### To do
Please repeat the data exactly. Any picture in it stays out.

### Provided data
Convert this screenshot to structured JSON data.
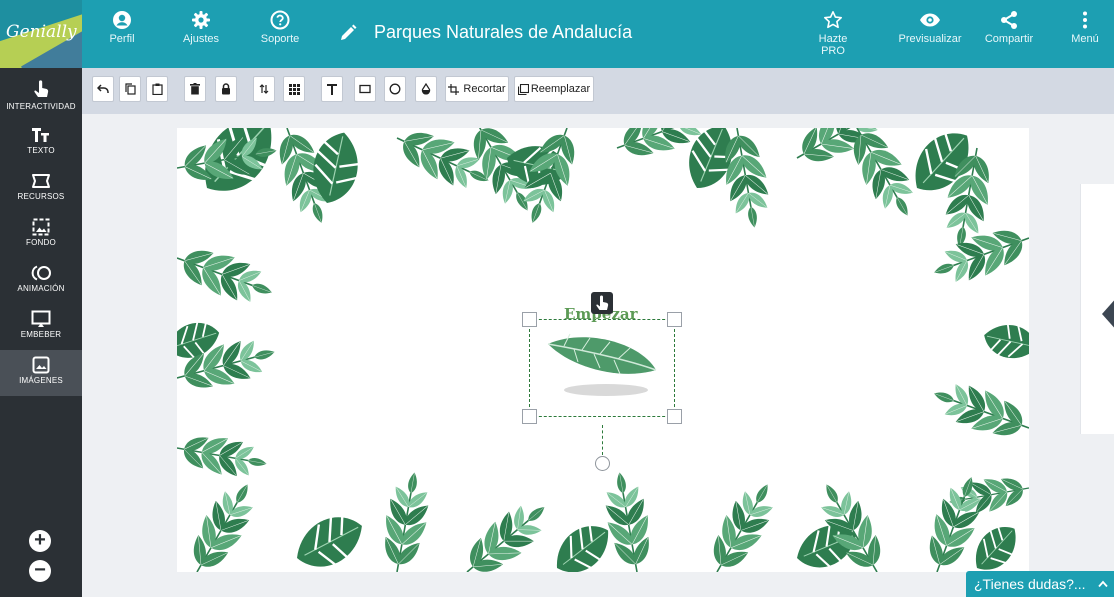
{
  "app": {
    "logo_text": "Genially"
  },
  "topbar": {
    "profile_label": "Perfil",
    "settings_label": "Ajustes",
    "support_label": "Soporte",
    "doc_title": "Parques Naturales de Andalucía",
    "pro_label": "Hazte PRO",
    "preview_label": "Previsualizar",
    "share_label": "Compartir",
    "menu_label": "Menú"
  },
  "sidebar": {
    "items": [
      {
        "label": "INTERACTIVIDAD",
        "icon": "hand-pointer-icon"
      },
      {
        "label": "TEXTO",
        "icon": "text-icon"
      },
      {
        "label": "RECURSOS",
        "icon": "resources-icon"
      },
      {
        "label": "FONDO",
        "icon": "background-icon"
      },
      {
        "label": "ANIMACIÓN",
        "icon": "animation-icon"
      },
      {
        "label": "EMBEBER",
        "icon": "embed-icon"
      },
      {
        "label": "IMÁGENES",
        "icon": "image-icon",
        "active": true
      }
    ],
    "zoom_in": "+",
    "zoom_out": "−"
  },
  "toolbar": {
    "crop_label": "Recortar",
    "replace_label": "Reemplazar"
  },
  "canvas": {
    "button_text": "Empezar"
  },
  "help": {
    "label": "¿Tienes dudas?..."
  },
  "colors": {
    "topbar": "#1d9fb2",
    "sidebar": "#2b3035",
    "toolbar": "#d3d9e3",
    "leaf_dark": "#2e7d4f",
    "leaf_light": "#7cc39a"
  }
}
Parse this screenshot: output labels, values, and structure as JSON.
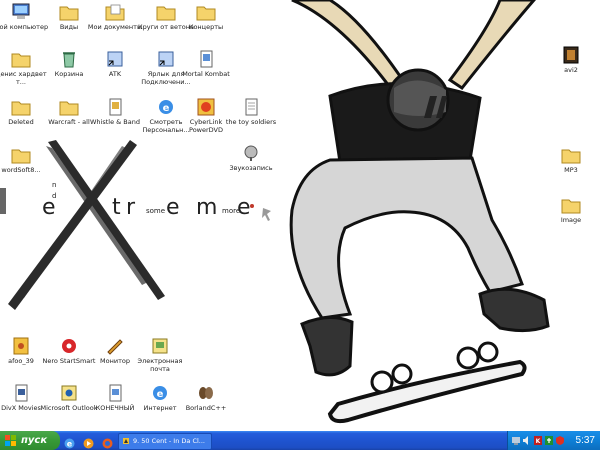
{
  "desktop": {
    "icons": [
      {
        "id": "my-computer",
        "label": "Мой компьютер",
        "type": "computer"
      },
      {
        "id": "vidy",
        "label": "Виды",
        "type": "folder"
      },
      {
        "id": "my-documents",
        "label": "Мои документы",
        "type": "docs"
      },
      {
        "id": "krugi",
        "label": "Круги от ветона",
        "type": "folder"
      },
      {
        "id": "concerts",
        "label": "Концерты",
        "type": "folder"
      },
      {
        "id": "folder-denis",
        "label": "Денис хардвет т...",
        "type": "folder"
      },
      {
        "id": "recycle-bin",
        "label": "Корзина",
        "type": "recycle"
      },
      {
        "id": "atk",
        "label": "ATK",
        "type": "shortcut"
      },
      {
        "id": "shortcut-connection",
        "label": "Ярлык для Подключени...",
        "type": "shortcut"
      },
      {
        "id": "mortal-kombat",
        "label": "Mortal Kombat",
        "type": "doc"
      },
      {
        "id": "deleted",
        "label": "Deleted",
        "type": "folder"
      },
      {
        "id": "warcraft",
        "label": "Warcraft - all",
        "type": "folder"
      },
      {
        "id": "whistle-band",
        "label": "Whistle & Band",
        "type": "shortcut"
      },
      {
        "id": "internet-explorer",
        "label": "Смотреть Персональн...",
        "type": "ie"
      },
      {
        "id": "cyberlink",
        "label": "CyberLink PowerDVD",
        "type": "dvd"
      },
      {
        "id": "toy-soldiers",
        "label": "the toy soldiers",
        "type": "notepad"
      },
      {
        "id": "folder-wordsoft",
        "label": "wordSoft8...",
        "type": "folder"
      },
      {
        "id": "sound-recorder",
        "label": "Звукозапись",
        "type": "sound"
      },
      {
        "id": "mp3",
        "label": "MP3",
        "type": "folder"
      },
      {
        "id": "image",
        "label": "Image",
        "type": "folder"
      },
      {
        "id": "avi2",
        "label": "avi2",
        "type": "video"
      },
      {
        "id": "jpeg39",
        "label": "afoo_39",
        "type": "image"
      },
      {
        "id": "nero",
        "label": "Nero StartSmart",
        "type": "nero"
      },
      {
        "id": "monitor",
        "label": "Монитор",
        "type": "shortcut"
      },
      {
        "id": "email",
        "label": "Электронная почта",
        "type": "mail"
      },
      {
        "id": "divx",
        "label": "DivX Movies",
        "type": "shortcut"
      },
      {
        "id": "outlook",
        "label": "Microsoft Outlook",
        "type": "mail"
      },
      {
        "id": "contacts",
        "label": "КОНЕЧНЫЙ",
        "type": "shortcut"
      },
      {
        "id": "internet",
        "label": "Интернет",
        "type": "ie"
      },
      {
        "id": "borland",
        "label": "BorlandC++",
        "type": "borland"
      }
    ]
  },
  "wallpaper": {
    "big_letter": "X",
    "word": [
      "e",
      "t",
      "r",
      "e",
      "m",
      "e"
    ],
    "small_words": [
      "need",
      "some",
      "more"
    ],
    "small_letter_n": "n",
    "small_letter_d": "d"
  },
  "taskbar": {
    "start_label": "пуск",
    "quick_launch": [
      "ie-icon",
      "media-player-icon",
      "firefox-icon"
    ],
    "tasks": [
      {
        "label": "9. 50 Cent - In Da Cl..."
      }
    ],
    "tray_icons": [
      "network-icon",
      "sound-icon",
      "language-icon",
      "antivirus-icon",
      "security-icon"
    ],
    "clock": "5:37"
  },
  "colors": {
    "taskbar": "#245ddb",
    "start": "#379937",
    "tray": "#0f7fd6"
  }
}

### Exercise solution
Convert this screenshot to structured JSON data.
{
  "app": {
    "logo_text": "Genially"
  },
  "topbar": {
    "profile_label": "Perfil",
    "settings_label": "Ajustes",
    "support_label": "Soporte",
    "doc_title": "Parques Naturales de Andalucía",
    "pro_label": "Hazte PRO",
    "preview_label": "Previsualizar",
    "share_label": "Compartir",
    "menu_label": "Menú"
  },
  "sidebar": {
    "items": [
      {
        "label": "INTERACTIVIDAD",
        "icon": "hand-pointer-icon"
      },
      {
        "label": "TEXTO",
        "icon": "text-icon"
      },
      {
        "label": "RECURSOS",
        "icon": "resources-icon"
      },
      {
        "label": "FONDO",
        "icon": "background-icon"
      },
      {
        "label": "ANIMACIÓN",
        "icon": "animation-icon"
      },
      {
        "label": "EMBEBER",
        "icon": "embed-icon"
      },
      {
        "label": "IMÁGENES",
        "icon": "image-icon",
        "active": true
      }
    ],
    "zoom_in": "+",
    "zoom_out": "−"
  },
  "toolbar": {
    "crop_label": "Recortar",
    "replace_label": "Reemplazar"
  },
  "canvas": {
    "button_text": "Empezar"
  },
  "help": {
    "label": "¿Tienes dudas?..."
  },
  "colors": {
    "topbar": "#1d9fb2",
    "sidebar": "#2b3035",
    "toolbar": "#d3d9e3",
    "leaf_dark": "#2e7d4f",
    "leaf_light": "#7cc39a"
  }
}
Parse this screenshot: output labels, values, and structure as JSON.
{
  "desktop": {
    "icons": [
      {
        "id": "my-computer",
        "label": "Мой компьютер",
        "type": "computer"
      },
      {
        "id": "vidy",
        "label": "Виды",
        "type": "folder"
      },
      {
        "id": "my-documents",
        "label": "Мои документы",
        "type": "docs"
      },
      {
        "id": "krugi",
        "label": "Круги от ветона",
        "type": "folder"
      },
      {
        "id": "concerts",
        "label": "Концерты",
        "type": "folder"
      },
      {
        "id": "folder-denis",
        "label": "Денис хардвет т...",
        "type": "folder"
      },
      {
        "id": "recycle-bin",
        "label": "Корзина",
        "type": "recycle"
      },
      {
        "id": "atk",
        "label": "ATK",
        "type": "shortcut"
      },
      {
        "id": "shortcut-connection",
        "label": "Ярлык для Подключени...",
        "type": "shortcut"
      },
      {
        "id": "mortal-kombat",
        "label": "Mortal Kombat",
        "type": "doc"
      },
      {
        "id": "deleted",
        "label": "Deleted",
        "type": "folder"
      },
      {
        "id": "warcraft",
        "label": "Warcraft - all",
        "type": "folder"
      },
      {
        "id": "whistle-band",
        "label": "Whistle & Band",
        "type": "shortcut"
      },
      {
        "id": "internet-explorer",
        "label": "Смотреть Персональн...",
        "type": "ie"
      },
      {
        "id": "cyberlink",
        "label": "CyberLink PowerDVD",
        "type": "dvd"
      },
      {
        "id": "toy-soldiers",
        "label": "the toy soldiers",
        "type": "notepad"
      },
      {
        "id": "folder-wordsoft",
        "label": "wordSoft8...",
        "type": "folder"
      },
      {
        "id": "sound-recorder",
        "label": "Звукозапись",
        "type": "sound"
      },
      {
        "id": "mp3",
        "label": "MP3",
        "type": "folder"
      },
      {
        "id": "image",
        "label": "Image",
        "type": "folder"
      },
      {
        "id": "avi2",
        "label": "avi2",
        "type": "video"
      },
      {
        "id": "jpeg39",
        "label": "afoo_39",
        "type": "image"
      },
      {
        "id": "nero",
        "label": "Nero StartSmart",
        "type": "nero"
      },
      {
        "id": "monitor",
        "label": "Монитор",
        "type": "shortcut"
      },
      {
        "id": "email",
        "label": "Электронная почта",
        "type": "mail"
      },
      {
        "id": "divx",
        "label": "DivX Movies",
        "type": "shortcut"
      },
      {
        "id": "outlook",
        "label": "Microsoft Outlook",
        "type": "mail"
      },
      {
        "id": "contacts",
        "label": "КОНЕЧНЫЙ",
        "type": "shortcut"
      },
      {
        "id": "internet",
        "label": "Интернет",
        "type": "ie"
      },
      {
        "id": "borland",
        "label": "BorlandC++",
        "type": "borland"
      }
    ]
  },
  "wallpaper": {
    "big_letter": "X",
    "word": [
      "e",
      "t",
      "r",
      "e",
      "m",
      "e"
    ],
    "small_words": [
      "need",
      "some",
      "more"
    ],
    "small_letter_n": "n",
    "small_letter_d": "d"
  },
  "taskbar": {
    "start_label": "пуск",
    "quick_launch": [
      "ie-icon",
      "media-player-icon",
      "firefox-icon"
    ],
    "tasks": [
      {
        "label": "9. 50 Cent - In Da Cl..."
      }
    ],
    "tray_icons": [
      "network-icon",
      "sound-icon",
      "language-icon",
      "antivirus-icon",
      "security-icon"
    ],
    "clock": "5:37"
  },
  "colors": {
    "taskbar": "#245ddb",
    "start": "#379937",
    "tray": "#0f7fd6"
  }
}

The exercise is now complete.